↓

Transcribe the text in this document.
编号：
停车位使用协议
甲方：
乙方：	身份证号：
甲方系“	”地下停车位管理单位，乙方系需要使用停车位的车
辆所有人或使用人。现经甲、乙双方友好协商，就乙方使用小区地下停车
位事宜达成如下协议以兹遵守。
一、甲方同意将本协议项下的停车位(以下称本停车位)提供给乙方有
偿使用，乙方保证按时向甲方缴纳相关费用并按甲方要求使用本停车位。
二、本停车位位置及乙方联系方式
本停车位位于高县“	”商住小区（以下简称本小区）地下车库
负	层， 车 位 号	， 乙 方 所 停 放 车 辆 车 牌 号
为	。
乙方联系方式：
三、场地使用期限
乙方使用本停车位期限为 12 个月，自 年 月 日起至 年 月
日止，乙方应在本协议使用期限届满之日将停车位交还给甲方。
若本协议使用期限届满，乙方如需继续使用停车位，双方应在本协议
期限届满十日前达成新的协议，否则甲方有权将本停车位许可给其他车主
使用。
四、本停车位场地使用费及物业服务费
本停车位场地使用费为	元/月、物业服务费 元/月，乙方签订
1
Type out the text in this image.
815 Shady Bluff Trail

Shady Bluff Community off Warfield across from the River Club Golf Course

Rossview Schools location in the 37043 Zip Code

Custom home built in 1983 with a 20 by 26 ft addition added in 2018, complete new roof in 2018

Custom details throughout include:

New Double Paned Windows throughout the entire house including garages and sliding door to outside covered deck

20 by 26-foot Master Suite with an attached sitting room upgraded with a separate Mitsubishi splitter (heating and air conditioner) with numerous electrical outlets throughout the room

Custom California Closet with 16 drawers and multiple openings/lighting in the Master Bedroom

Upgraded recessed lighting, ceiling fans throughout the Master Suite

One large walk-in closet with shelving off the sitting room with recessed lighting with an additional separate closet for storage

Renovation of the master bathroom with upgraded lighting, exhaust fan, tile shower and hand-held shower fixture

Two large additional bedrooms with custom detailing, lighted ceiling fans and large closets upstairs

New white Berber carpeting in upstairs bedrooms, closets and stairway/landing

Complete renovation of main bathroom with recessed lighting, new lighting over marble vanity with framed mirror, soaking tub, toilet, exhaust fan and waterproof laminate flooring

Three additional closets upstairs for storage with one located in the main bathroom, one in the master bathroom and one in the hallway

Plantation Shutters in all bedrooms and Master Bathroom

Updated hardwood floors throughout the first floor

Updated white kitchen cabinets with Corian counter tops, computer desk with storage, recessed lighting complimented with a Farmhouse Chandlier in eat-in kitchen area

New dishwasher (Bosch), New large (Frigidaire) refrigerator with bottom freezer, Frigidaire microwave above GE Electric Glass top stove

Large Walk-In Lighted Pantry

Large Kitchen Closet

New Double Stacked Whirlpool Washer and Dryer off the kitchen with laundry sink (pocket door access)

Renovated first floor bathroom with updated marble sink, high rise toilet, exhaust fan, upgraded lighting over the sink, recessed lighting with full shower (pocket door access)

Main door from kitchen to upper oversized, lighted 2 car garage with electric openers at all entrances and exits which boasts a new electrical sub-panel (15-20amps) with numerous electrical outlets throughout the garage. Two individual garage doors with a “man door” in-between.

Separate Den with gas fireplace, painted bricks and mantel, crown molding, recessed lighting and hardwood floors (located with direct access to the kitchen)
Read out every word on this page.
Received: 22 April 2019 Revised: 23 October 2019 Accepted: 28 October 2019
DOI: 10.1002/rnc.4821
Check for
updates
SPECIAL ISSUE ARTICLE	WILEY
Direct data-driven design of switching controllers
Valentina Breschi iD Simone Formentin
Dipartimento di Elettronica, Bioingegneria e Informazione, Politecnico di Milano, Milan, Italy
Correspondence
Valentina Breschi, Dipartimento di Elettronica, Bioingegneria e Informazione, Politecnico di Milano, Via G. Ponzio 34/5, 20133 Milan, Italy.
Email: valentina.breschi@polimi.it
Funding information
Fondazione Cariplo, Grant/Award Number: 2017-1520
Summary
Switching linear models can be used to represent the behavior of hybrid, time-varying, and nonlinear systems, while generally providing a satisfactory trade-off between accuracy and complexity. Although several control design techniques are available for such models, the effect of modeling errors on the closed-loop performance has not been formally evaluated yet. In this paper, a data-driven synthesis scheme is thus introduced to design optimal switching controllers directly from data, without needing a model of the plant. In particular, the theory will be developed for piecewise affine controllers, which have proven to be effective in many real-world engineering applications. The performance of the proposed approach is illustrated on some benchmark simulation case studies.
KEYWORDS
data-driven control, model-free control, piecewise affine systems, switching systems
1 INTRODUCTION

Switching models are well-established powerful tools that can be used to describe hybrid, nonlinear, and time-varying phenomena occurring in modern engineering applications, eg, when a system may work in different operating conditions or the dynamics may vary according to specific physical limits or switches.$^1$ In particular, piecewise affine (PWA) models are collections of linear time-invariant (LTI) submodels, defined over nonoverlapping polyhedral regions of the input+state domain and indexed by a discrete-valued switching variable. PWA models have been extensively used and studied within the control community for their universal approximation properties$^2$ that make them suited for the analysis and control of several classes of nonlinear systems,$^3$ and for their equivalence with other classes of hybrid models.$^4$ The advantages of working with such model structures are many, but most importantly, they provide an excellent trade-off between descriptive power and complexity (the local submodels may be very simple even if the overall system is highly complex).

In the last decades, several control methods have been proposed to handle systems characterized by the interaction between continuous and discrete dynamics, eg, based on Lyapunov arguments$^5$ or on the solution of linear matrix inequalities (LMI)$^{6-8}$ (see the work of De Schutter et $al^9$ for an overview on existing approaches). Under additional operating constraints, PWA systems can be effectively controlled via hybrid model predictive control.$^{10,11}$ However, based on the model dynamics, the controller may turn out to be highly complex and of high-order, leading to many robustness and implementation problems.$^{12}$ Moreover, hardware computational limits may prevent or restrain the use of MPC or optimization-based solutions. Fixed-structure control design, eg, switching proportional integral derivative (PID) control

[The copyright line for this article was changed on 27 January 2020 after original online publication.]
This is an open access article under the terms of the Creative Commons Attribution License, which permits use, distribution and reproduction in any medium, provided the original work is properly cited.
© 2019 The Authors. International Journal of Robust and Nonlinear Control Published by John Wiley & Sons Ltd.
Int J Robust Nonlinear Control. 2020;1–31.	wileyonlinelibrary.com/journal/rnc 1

↑

# Prompt
Pull out and copy each line containing the string "white".

# Response
New white Berber carpeting in upstairs bedrooms, closets and stairway/landing
Updated white kitchen cabinets with Corian counter tops, computer desk with storage, recessed lighting complimented with a Farmhouse Chandlier in eat-in kitchen area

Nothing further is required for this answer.